>> start SUPPLIED ENTRIES

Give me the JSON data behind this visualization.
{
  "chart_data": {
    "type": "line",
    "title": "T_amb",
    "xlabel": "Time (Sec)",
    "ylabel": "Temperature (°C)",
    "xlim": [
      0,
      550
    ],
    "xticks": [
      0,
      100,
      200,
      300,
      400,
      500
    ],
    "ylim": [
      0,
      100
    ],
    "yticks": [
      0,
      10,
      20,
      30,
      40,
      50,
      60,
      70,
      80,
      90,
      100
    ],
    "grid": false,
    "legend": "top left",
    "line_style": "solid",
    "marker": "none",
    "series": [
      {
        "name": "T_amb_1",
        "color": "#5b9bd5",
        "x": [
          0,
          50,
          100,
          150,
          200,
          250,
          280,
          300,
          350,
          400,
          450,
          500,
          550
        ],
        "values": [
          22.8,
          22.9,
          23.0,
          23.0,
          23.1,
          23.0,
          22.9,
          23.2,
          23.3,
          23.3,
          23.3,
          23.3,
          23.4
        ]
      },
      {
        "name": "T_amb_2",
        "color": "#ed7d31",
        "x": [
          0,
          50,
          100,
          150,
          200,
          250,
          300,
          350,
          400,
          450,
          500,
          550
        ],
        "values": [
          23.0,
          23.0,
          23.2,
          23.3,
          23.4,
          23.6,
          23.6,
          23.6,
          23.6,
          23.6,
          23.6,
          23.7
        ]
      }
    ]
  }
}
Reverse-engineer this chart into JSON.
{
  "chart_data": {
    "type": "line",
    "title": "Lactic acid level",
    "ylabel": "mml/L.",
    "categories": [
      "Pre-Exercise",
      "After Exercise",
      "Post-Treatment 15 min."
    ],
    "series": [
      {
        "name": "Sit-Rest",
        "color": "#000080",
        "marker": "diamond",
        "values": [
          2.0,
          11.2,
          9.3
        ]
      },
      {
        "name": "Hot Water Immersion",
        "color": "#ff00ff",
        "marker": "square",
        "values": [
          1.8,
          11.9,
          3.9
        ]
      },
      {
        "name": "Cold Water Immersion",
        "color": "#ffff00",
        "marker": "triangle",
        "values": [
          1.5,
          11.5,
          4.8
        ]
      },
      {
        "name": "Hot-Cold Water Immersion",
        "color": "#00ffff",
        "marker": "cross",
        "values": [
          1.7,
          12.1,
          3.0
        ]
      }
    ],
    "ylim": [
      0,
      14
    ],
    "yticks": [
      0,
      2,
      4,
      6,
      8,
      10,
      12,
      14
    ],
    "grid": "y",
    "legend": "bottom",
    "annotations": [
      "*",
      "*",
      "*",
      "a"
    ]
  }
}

>> end SUPPLIED ENTRIES

§ DIRECTIVE:
Every entry should be output exactly as written, please.

§ PROBLEM SOLUTION:
Give me the JSON data behind this visualization.
{
  "chart_data": {
    "type": "line",
    "title": "T_amb",
    "xlabel": "Time (Sec)",
    "ylabel": "Temperature (°C)",
    "xlim": [
      0,
      550
    ],
    "xticks": [
      0,
      100,
      200,
      300,
      400,
      500
    ],
    "ylim": [
      0,
      100
    ],
    "yticks": [
      0,
      10,
      20,
      30,
      40,
      50,
      60,
      70,
      80,
      90,
      100
    ],
    "grid": false,
    "legend": "top left",
    "line_style": "solid",
    "marker": "none",
    "series": [
      {
        "name": "T_amb_1",
        "color": "#5b9bd5",
        "x": [
          0,
          50,
          100,
          150,
          200,
          250,
          280,
          300,
          350,
          400,
          450,
          500,
          550
        ],
        "values": [
          22.8,
          22.9,
          23.0,
          23.0,
          23.1,
          23.0,
          22.9,
          23.2,
          23.3,
          23.3,
          23.3,
          23.3,
          23.4
        ]
      },
      {
        "name": "T_amb_2",
        "color": "#ed7d31",
        "x": [
          0,
          50,
          100,
          150,
          200,
          250,
          300,
          350,
          400,
          450,
          500,
          550
        ],
        "values": [
          23.0,
          23.0,
          23.2,
          23.3,
          23.4,
          23.6,
          23.6,
          23.6,
          23.6,
          23.6,
          23.6,
          23.7
        ]
      }
    ]
  }
}
Reverse-engineer this chart into JSON.
{
  "chart_data": {
    "type": "line",
    "title": "Lactic acid level",
    "ylabel": "mml/L.",
    "categories": [
      "Pre-Exercise",
      "After Exercise",
      "Post-Treatment 15 min."
    ],
    "series": [
      {
        "name": "Sit-Rest",
        "color": "#000080",
        "marker": "diamond",
        "values": [
          2.0,
          11.2,
          9.3
        ]
      },
      {
        "name": "Hot Water Immersion",
        "color": "#ff00ff",
        "marker": "square",
        "values": [
          1.8,
          11.9,
          3.9
        ]
      },
      {
        "name": "Cold Water Immersion",
        "color": "#ffff00",
        "marker": "triangle",
        "values": [
          1.5,
          11.5,
          4.8
        ]
      },
      {
        "name": "Hot-Cold Water Immersion",
        "color": "#00ffff",
        "marker": "cross",
        "values": [
          1.7,
          12.1,
          3.0
        ]
      }
    ],
    "ylim": [
      0,
      14
    ],
    "yticks": [
      0,
      2,
      4,
      6,
      8,
      10,
      12,
      14
    ],
    "grid": "y",
    "legend": "bottom",
    "annotations": [
      "*",
      "*",
      "*",
      "a"
    ]
  }
}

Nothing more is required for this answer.